- **What the task requires**
Say how many lines contain the word "shouldn". Only the number should be given.

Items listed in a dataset

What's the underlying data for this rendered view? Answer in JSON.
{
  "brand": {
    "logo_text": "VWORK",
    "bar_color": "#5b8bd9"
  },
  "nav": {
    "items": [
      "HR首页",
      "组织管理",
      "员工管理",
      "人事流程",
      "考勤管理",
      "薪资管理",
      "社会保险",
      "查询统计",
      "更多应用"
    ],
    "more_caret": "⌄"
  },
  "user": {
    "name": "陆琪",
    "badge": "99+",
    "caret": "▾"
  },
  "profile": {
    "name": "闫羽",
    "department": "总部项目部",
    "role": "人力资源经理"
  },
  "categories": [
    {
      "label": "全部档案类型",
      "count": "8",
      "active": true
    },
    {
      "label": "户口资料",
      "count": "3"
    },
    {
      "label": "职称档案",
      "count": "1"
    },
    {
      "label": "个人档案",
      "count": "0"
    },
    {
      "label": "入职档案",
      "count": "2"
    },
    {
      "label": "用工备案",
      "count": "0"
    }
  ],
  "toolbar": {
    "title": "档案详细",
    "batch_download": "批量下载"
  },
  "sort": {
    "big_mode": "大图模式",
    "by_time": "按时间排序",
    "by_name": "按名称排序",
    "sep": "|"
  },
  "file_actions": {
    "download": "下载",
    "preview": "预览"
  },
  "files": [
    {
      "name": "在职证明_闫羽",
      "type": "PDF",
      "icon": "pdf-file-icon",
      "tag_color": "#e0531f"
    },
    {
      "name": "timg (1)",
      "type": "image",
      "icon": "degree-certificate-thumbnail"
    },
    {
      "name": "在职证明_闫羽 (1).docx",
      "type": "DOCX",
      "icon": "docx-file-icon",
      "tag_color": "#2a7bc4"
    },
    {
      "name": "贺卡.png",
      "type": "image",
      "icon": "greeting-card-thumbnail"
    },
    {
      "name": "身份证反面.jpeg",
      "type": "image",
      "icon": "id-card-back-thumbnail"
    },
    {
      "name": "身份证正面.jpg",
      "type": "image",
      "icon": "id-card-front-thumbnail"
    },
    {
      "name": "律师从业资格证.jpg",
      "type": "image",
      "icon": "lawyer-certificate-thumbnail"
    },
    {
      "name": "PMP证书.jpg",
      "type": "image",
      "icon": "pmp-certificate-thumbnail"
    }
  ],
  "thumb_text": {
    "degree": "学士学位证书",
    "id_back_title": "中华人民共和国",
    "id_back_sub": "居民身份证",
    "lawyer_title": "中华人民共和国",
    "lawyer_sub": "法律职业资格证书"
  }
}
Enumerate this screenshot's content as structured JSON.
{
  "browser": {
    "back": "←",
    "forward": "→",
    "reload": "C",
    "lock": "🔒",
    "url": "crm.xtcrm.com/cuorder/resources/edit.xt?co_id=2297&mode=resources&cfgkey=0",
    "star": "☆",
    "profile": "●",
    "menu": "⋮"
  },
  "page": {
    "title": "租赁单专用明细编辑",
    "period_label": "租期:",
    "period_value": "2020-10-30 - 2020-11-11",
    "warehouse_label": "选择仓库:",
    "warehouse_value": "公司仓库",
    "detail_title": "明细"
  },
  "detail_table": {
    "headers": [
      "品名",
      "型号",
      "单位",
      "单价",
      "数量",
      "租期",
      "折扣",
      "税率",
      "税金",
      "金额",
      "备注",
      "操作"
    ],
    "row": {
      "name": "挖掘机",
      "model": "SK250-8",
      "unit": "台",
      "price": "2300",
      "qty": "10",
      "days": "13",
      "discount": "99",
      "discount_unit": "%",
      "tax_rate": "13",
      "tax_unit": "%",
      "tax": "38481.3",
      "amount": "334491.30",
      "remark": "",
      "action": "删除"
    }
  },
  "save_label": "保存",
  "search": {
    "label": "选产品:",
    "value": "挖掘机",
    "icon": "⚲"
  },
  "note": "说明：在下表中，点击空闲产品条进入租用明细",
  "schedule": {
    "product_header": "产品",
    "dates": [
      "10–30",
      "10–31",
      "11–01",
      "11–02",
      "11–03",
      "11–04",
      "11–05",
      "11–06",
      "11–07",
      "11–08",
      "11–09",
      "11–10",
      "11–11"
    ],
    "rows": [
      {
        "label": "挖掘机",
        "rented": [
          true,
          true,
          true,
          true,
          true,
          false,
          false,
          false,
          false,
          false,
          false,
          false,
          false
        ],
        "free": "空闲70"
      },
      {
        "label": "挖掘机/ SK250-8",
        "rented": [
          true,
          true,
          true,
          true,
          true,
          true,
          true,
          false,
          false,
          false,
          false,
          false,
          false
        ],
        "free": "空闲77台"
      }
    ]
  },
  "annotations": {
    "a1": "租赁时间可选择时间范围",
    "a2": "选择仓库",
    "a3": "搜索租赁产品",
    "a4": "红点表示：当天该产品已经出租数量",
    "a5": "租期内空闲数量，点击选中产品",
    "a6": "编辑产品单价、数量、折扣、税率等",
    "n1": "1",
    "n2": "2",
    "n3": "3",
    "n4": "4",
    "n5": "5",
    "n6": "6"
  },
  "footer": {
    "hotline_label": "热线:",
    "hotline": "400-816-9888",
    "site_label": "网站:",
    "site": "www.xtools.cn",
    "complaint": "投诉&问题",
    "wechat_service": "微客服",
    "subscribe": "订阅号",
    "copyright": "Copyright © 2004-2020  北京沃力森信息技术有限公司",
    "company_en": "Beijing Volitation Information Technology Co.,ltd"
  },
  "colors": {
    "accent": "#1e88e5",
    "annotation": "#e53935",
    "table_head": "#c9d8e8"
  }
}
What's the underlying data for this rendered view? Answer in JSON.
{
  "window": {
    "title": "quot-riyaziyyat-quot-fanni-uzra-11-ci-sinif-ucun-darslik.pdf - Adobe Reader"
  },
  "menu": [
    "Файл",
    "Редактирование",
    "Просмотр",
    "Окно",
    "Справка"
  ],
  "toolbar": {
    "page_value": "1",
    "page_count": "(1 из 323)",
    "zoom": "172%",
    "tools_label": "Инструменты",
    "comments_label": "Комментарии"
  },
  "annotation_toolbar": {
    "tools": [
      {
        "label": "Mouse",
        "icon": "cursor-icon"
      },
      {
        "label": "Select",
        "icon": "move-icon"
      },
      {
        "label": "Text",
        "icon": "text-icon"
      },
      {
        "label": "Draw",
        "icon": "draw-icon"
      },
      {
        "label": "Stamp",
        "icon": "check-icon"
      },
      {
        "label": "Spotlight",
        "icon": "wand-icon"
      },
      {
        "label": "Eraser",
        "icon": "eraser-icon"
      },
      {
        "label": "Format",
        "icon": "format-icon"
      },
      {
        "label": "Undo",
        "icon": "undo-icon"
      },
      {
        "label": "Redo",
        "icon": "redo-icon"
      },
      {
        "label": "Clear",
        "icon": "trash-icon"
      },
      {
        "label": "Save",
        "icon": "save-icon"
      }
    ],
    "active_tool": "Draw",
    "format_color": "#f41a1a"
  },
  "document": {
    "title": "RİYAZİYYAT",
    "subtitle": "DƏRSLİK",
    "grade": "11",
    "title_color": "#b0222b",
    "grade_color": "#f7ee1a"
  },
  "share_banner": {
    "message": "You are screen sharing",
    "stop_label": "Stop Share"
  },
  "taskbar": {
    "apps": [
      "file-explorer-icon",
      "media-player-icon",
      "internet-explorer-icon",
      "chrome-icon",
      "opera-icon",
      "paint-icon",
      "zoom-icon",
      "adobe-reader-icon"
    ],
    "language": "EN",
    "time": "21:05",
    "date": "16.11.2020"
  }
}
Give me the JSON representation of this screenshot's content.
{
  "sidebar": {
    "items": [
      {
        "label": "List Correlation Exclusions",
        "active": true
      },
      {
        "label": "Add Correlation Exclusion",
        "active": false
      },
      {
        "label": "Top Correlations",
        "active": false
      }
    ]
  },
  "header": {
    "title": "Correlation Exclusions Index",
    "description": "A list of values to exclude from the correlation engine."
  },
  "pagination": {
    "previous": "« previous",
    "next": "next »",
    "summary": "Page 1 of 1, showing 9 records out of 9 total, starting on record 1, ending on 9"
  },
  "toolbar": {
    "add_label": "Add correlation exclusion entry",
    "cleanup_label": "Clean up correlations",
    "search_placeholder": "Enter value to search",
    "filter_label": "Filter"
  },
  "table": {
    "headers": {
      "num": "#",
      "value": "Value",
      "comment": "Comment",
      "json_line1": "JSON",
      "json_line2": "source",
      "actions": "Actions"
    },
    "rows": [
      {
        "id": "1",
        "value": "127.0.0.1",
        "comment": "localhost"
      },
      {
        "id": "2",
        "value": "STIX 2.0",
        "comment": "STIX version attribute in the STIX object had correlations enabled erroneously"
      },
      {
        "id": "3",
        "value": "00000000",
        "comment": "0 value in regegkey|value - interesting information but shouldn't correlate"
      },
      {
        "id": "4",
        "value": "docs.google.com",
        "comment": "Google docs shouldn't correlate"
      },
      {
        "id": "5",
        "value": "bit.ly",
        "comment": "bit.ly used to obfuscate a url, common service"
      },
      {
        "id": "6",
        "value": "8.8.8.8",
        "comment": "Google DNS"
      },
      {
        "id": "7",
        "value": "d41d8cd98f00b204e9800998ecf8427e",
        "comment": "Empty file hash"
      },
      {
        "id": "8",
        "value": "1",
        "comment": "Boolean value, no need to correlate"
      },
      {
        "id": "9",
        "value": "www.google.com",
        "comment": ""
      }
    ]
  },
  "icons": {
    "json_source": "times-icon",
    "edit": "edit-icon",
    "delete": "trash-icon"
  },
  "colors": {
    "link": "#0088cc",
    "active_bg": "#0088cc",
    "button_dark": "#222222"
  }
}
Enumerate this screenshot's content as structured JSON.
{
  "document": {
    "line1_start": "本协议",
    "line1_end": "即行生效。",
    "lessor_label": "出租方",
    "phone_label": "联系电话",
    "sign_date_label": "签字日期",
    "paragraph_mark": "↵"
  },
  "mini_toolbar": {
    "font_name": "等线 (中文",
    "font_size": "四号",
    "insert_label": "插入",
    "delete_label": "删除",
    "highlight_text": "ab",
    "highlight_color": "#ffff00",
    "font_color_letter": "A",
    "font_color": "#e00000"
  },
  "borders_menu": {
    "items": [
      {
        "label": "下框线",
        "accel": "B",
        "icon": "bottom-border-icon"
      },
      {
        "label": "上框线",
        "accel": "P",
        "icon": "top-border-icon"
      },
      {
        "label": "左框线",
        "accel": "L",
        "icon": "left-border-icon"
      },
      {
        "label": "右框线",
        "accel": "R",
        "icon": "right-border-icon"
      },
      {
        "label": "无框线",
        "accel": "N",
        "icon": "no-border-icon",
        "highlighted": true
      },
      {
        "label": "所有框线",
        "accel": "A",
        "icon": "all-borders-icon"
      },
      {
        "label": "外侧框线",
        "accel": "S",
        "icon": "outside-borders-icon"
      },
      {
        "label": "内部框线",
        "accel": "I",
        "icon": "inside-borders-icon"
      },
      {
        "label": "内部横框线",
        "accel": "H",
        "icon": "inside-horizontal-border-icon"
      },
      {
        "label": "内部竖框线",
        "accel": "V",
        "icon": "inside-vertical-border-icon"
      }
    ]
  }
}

- **Written response**
2